Dataset items
···
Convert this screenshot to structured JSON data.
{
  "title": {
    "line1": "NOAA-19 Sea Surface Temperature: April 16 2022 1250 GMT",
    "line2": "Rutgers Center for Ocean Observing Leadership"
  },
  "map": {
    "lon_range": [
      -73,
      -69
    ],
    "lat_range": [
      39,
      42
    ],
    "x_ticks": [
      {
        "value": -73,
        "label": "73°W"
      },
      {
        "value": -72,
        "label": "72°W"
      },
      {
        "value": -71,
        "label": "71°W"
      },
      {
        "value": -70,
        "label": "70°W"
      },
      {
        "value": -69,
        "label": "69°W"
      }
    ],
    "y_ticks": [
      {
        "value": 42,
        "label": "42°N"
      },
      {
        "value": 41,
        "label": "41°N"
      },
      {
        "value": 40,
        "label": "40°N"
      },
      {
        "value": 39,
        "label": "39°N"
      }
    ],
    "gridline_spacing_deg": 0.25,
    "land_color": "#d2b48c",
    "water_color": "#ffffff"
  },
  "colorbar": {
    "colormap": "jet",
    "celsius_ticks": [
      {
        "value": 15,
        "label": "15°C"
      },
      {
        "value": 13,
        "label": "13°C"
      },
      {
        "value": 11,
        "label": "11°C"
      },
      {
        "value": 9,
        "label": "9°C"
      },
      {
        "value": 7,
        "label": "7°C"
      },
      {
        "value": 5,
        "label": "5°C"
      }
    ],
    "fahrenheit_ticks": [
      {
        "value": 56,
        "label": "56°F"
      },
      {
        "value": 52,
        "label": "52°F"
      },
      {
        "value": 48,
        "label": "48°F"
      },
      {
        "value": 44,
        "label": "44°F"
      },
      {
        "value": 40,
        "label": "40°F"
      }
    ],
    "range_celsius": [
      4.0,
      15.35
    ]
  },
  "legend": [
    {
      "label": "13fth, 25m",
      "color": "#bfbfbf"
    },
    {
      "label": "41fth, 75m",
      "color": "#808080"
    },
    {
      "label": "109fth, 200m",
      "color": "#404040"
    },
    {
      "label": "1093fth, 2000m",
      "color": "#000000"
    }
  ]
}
···
**PROBLEM:** Reproduce all of the material above word for word.

**FULL ANSWER:**
Convert this screenshot to structured JSON data.
{
  "title": {
    "line1": "NOAA-19 Sea Surface Temperature: April 16 2022 1250 GMT",
    "line2": "Rutgers Center for Ocean Observing Leadership"
  },
  "map": {
    "lon_range": [
      -73,
      -69
    ],
    "lat_range": [
      39,
      42
    ],
    "x_ticks": [
      {
        "value": -73,
        "label": "73°W"
      },
      {
        "value": -72,
        "label": "72°W"
      },
      {
        "value": -71,
        "label": "71°W"
      },
      {
        "value": -70,
        "label": "70°W"
      },
      {
        "value": -69,
        "label": "69°W"
      }
    ],
    "y_ticks": [
      {
        "value": 42,
        "label": "42°N"
      },
      {
        "value": 41,
        "label": "41°N"
      },
      {
        "value": 40,
        "label": "40°N"
      },
      {
        "value": 39,
        "label": "39°N"
      }
    ],
    "gridline_spacing_deg": 0.25,
    "land_color": "#d2b48c",
    "water_color": "#ffffff"
  },
  "colorbar": {
    "colormap": "jet",
    "celsius_ticks": [
      {
        "value": 15,
        "label": "15°C"
      },
      {
        "value": 13,
        "label": "13°C"
      },
      {
        "value": 11,
        "label": "11°C"
      },
      {
        "value": 9,
        "label": "9°C"
      },
      {
        "value": 7,
        "label": "7°C"
      },
      {
        "value": 5,
        "label": "5°C"
      }
    ],
    "fahrenheit_ticks": [
      {
        "value": 56,
        "label": "56°F"
      },
      {
        "value": 52,
        "label": "52°F"
      },
      {
        "value": 48,
        "label": "48°F"
      },
      {
        "value": 44,
        "label": "44°F"
      },
      {
        "value": 40,
        "label": "40°F"
      }
    ],
    "range_celsius": [
      4.0,
      15.35
    ]
  },
  "legend": [
    {
      "label": "13fth, 25m",
      "color": "#bfbfbf"
    },
    {
      "label": "41fth, 75m",
      "color": "#808080"
    },
    {
      "label": "109fth, 200m",
      "color": "#404040"
    },
    {
      "label": "1093fth, 2000m",
      "color": "#000000"
    }
  ]
}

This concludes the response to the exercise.